◆ **Requirement**:
Count the lines that hold the string "Vegreville". Reply with the number alone.

(Dataset listings of figures)
'''
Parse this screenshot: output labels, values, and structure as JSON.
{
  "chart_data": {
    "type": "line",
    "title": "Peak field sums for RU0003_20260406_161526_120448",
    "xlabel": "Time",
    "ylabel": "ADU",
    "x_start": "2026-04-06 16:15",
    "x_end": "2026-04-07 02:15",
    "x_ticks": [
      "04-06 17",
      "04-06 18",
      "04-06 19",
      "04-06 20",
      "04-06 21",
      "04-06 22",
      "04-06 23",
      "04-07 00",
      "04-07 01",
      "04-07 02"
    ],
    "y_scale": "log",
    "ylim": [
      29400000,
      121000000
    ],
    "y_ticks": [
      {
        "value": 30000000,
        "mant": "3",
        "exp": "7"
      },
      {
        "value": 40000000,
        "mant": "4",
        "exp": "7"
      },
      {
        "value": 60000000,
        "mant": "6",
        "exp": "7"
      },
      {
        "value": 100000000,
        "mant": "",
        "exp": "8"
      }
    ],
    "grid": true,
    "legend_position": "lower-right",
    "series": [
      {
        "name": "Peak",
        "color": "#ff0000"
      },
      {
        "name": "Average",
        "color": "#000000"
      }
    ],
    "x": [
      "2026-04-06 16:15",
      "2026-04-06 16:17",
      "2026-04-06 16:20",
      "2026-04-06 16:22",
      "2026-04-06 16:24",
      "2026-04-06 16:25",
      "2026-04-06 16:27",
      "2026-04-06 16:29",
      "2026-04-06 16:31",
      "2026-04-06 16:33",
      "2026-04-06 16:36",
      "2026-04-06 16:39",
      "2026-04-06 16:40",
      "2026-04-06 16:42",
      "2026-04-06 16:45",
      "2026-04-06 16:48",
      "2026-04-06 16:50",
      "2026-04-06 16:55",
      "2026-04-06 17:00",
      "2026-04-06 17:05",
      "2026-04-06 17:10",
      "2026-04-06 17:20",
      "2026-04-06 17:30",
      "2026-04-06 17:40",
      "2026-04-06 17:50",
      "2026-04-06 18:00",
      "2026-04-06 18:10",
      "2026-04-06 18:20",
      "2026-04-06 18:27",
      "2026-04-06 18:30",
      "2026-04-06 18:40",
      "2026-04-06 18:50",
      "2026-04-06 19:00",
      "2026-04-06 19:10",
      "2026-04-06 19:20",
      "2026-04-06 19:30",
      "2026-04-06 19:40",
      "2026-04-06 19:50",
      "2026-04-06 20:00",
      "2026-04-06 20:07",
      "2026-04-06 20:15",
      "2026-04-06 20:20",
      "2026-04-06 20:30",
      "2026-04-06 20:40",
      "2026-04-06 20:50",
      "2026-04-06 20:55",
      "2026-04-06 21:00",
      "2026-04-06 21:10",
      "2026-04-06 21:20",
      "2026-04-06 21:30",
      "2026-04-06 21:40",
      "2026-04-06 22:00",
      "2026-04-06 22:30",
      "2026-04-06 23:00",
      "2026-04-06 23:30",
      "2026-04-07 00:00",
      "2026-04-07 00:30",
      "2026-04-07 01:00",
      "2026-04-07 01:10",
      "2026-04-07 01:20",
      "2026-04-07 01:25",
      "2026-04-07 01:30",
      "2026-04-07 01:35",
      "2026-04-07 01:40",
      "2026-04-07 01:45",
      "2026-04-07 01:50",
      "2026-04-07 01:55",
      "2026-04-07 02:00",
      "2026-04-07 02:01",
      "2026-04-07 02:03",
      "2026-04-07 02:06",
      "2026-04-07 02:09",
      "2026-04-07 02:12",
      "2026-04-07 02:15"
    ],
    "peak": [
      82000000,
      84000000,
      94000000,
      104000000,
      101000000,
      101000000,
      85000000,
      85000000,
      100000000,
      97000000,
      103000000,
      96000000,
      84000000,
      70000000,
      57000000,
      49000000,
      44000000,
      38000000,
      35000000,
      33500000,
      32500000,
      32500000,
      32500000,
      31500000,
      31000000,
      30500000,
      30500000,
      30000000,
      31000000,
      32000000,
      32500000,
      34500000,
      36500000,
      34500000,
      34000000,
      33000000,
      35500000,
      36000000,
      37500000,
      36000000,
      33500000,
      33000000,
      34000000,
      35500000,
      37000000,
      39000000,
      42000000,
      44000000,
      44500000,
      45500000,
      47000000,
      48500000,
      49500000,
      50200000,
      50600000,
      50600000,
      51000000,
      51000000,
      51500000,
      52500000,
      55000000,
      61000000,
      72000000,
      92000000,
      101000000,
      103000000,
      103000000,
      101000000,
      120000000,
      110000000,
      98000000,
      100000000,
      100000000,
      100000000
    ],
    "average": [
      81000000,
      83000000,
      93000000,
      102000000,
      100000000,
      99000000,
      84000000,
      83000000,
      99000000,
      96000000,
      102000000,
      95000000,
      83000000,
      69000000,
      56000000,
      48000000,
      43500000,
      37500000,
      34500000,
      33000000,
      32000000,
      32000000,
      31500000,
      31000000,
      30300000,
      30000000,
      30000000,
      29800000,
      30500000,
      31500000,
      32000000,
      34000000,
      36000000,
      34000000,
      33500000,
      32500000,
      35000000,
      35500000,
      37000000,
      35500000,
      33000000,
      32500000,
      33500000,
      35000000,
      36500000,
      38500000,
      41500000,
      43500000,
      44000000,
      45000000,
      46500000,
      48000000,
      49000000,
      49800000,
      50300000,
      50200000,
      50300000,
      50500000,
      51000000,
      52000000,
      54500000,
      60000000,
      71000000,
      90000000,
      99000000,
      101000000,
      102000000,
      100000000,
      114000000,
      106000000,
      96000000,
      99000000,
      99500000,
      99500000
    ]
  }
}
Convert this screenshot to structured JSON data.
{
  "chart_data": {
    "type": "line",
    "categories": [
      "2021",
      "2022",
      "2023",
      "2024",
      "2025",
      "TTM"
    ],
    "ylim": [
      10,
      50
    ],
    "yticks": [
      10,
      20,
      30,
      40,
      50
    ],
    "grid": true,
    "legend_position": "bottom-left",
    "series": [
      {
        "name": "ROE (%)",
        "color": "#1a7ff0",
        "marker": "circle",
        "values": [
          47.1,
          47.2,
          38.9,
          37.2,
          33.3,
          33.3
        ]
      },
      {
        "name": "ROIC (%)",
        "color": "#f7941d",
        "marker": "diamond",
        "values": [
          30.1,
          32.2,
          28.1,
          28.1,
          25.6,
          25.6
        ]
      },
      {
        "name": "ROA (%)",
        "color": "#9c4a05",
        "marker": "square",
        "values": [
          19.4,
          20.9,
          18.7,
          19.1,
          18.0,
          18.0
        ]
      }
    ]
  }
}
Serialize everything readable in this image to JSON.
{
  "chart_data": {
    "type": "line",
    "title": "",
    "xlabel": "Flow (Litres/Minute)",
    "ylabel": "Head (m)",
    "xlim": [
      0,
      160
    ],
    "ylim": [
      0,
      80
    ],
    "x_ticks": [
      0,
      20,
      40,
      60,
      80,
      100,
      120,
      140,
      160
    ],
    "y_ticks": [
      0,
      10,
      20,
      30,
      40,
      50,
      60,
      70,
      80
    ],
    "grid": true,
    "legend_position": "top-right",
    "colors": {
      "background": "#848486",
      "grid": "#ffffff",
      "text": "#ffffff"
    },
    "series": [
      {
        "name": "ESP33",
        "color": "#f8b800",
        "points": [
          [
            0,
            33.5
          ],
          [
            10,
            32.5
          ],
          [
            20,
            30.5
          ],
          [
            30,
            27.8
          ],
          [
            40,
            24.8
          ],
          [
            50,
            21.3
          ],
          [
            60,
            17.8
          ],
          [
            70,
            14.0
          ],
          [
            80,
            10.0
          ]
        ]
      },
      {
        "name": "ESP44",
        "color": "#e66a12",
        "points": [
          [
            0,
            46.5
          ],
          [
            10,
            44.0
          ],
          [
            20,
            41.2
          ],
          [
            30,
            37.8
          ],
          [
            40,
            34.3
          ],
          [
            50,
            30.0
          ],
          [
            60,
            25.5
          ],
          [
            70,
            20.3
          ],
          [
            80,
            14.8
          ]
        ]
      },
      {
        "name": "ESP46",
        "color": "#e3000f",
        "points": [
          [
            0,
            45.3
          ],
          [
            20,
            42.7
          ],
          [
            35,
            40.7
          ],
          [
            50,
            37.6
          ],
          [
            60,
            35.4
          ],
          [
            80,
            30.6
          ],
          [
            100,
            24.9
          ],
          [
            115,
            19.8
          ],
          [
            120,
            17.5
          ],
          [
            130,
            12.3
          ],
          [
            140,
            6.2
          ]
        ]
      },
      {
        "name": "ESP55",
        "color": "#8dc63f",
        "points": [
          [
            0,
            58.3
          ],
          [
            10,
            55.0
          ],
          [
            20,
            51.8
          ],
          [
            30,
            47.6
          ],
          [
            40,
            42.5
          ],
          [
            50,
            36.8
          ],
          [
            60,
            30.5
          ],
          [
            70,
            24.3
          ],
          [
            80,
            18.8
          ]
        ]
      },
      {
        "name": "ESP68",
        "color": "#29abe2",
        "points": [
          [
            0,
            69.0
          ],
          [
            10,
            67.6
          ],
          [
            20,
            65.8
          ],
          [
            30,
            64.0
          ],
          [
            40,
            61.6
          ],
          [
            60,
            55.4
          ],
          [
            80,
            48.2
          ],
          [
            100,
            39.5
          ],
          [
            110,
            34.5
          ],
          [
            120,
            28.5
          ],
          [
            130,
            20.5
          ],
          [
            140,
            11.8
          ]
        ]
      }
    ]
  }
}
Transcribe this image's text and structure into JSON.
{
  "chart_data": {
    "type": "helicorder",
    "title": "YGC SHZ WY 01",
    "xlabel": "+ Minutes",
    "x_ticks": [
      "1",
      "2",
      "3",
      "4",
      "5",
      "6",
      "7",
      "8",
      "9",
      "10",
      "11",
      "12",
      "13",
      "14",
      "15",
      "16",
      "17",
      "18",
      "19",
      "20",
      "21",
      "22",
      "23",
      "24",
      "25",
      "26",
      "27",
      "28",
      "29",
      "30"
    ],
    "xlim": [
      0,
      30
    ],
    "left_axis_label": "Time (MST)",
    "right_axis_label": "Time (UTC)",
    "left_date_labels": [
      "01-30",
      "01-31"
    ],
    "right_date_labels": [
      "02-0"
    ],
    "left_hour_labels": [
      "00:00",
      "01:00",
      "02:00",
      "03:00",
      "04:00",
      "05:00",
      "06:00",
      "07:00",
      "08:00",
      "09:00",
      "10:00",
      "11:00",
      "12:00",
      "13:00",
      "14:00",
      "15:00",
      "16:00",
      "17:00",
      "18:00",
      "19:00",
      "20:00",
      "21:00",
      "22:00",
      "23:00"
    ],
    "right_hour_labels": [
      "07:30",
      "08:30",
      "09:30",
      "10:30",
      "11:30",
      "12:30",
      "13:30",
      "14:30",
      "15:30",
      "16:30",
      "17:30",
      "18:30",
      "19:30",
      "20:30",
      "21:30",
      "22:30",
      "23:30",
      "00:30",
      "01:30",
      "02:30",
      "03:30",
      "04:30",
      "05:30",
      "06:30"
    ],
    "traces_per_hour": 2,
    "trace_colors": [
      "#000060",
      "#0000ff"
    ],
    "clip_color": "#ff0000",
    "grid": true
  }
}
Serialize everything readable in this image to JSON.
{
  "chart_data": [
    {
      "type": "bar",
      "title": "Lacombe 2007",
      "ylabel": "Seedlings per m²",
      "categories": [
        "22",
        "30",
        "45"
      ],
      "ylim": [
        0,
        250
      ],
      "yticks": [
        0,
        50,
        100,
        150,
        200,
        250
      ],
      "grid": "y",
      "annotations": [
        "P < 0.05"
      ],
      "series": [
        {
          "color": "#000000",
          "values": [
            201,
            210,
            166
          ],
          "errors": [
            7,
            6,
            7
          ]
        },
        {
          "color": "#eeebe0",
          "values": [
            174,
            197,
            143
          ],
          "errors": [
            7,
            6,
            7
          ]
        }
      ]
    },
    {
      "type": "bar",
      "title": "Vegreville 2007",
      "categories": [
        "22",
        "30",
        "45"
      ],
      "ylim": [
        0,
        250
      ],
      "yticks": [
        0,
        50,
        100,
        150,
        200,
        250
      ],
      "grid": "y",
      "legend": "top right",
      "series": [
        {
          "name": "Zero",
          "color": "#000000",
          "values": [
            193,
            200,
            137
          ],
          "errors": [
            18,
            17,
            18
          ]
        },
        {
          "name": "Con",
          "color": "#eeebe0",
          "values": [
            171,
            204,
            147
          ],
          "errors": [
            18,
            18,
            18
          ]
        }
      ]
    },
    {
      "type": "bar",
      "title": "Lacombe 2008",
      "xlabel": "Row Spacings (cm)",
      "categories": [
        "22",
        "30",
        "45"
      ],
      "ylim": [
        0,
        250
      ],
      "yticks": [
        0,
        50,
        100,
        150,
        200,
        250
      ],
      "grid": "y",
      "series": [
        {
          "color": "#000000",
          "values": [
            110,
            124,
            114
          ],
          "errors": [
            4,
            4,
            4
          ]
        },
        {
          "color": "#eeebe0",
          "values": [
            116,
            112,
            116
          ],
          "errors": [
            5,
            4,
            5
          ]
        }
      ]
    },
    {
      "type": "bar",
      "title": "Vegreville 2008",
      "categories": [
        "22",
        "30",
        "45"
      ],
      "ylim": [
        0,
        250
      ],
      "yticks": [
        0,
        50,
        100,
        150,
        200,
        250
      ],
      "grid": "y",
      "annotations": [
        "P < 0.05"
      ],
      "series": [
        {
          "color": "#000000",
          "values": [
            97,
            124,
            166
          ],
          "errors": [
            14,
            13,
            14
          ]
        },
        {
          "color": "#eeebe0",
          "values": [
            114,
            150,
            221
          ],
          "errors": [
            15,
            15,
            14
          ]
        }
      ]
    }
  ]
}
'''
◆ **Solution to this problem**:
2